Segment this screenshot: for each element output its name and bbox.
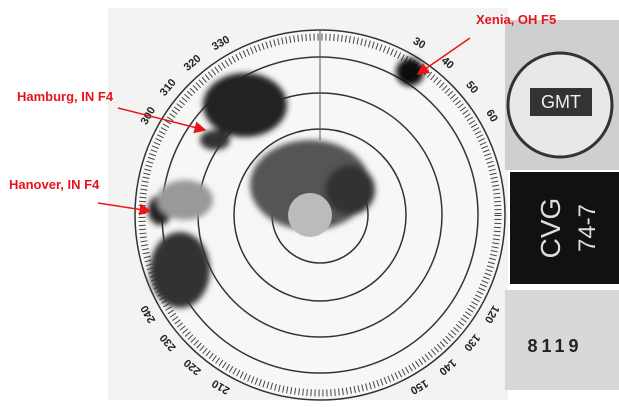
annotation-label: Hamburg, IN F4 (17, 89, 114, 104)
echo (200, 130, 230, 150)
clock-label: GMT (541, 92, 581, 112)
center-clutter (288, 193, 332, 237)
annotation-label: Xenia, OH F5 (476, 12, 556, 27)
echo-hamburg (203, 73, 287, 137)
echo (150, 232, 210, 308)
echo (325, 165, 375, 215)
radar-scope (135, 30, 505, 400)
radar-photo: 3040506012013014015021022023024030031032… (0, 0, 619, 407)
station-code: 74-7 (574, 204, 601, 252)
station-label: CVG (535, 198, 566, 259)
instrument-panel: GMT CVG 74-7 8119 (505, 20, 619, 390)
echo (157, 180, 213, 220)
counter: 8119 (527, 336, 582, 356)
page: 3040506012013014015021022023024030031032… (0, 0, 619, 407)
annotation-label: Hanover, IN F4 (9, 177, 100, 192)
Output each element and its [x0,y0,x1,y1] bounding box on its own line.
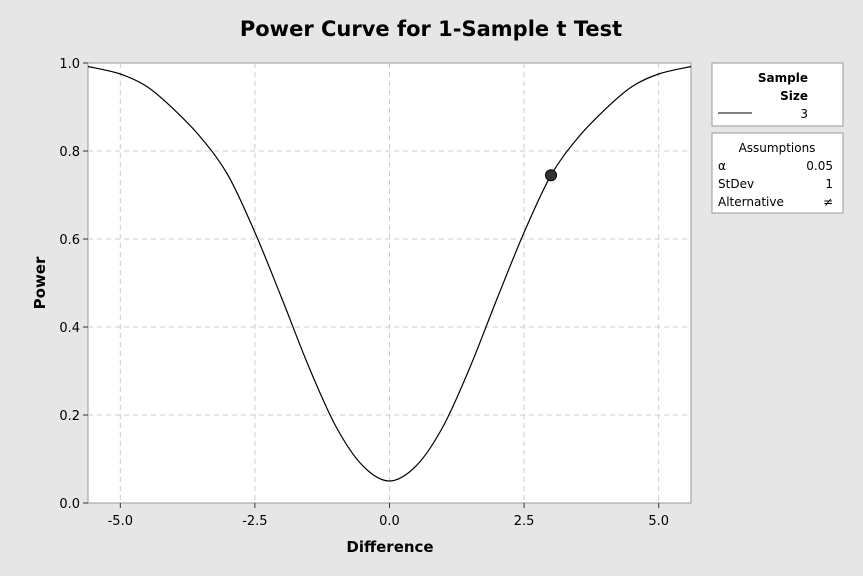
y-tick-label: 0.6 [59,233,80,248]
y-tick-label: 0.0 [59,497,80,512]
assumptions-title: Assumptions [739,141,816,155]
grid-lines [88,63,691,503]
x-axis-label: Difference [346,538,433,556]
assumptions-box [711,132,844,214]
x-tick-label: 2.5 [514,514,535,529]
y-axis-label: Power [31,256,49,309]
y-tick-label: 1.0 [59,57,80,72]
y-tick-label: 0.8 [59,145,80,160]
curve-layer [87,65,692,482]
assumptions-panel: Assumptions α 0.05 StDev 1 Alternative ≠ [711,132,844,214]
x-tick-label: 5.0 [648,514,669,529]
legend: Sample Size 3 [711,62,844,127]
chart-title: Power Curve for 1-Sample t Test [240,17,622,41]
assumption-value-alpha: 0.05 [806,159,833,173]
x-tick-label: -2.5 [242,514,267,529]
y-tick-label: 0.2 [59,409,80,424]
legend-header-line1: Sample [758,71,808,85]
power-curve-line [87,65,692,482]
assumption-value-alternative: ≠ [823,195,833,209]
assumption-label-alpha: α [718,159,726,173]
assumption-label-alternative: Alternative [718,195,784,209]
assumption-value-stdev: 1 [825,177,833,191]
assumption-label-stdev: StDev [718,177,754,191]
legend-box [711,62,844,127]
highlight-point [545,169,558,182]
y-tick-label: 0.4 [59,321,80,336]
axis-ticks: -5.0 -2.5 0.0 2.5 5.0 0.0 0.2 0.4 0.6 0.8 1.0 [59,57,669,529]
x-tick-label: -5.0 [108,514,133,529]
legend-header-line2: Size [780,89,808,103]
x-tick-label: 0.0 [379,514,400,529]
legend-entry-label: 3 [800,107,808,121]
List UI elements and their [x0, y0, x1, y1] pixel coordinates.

Short exercise: Reproduce the rows verbatim, covering the stretch from the line that contains "y-tick-label: 0.6 [59,233,80,248]" through the line that contains "y-axis-label: Power [31,256,49,309]", with both of those lines included.

Answer below:
y-tick-label: 0.6 [59,233,80,248]
y-tick-label: 0.0 [59,497,80,512]
assumptions-title: Assumptions [739,141,816,155]
grid-lines [88,63,691,503]
x-axis-label: Difference [346,538,433,556]
assumptions-box [711,132,844,214]
x-tick-label: 2.5 [514,514,535,529]
y-axis-label: Power [31,256,49,309]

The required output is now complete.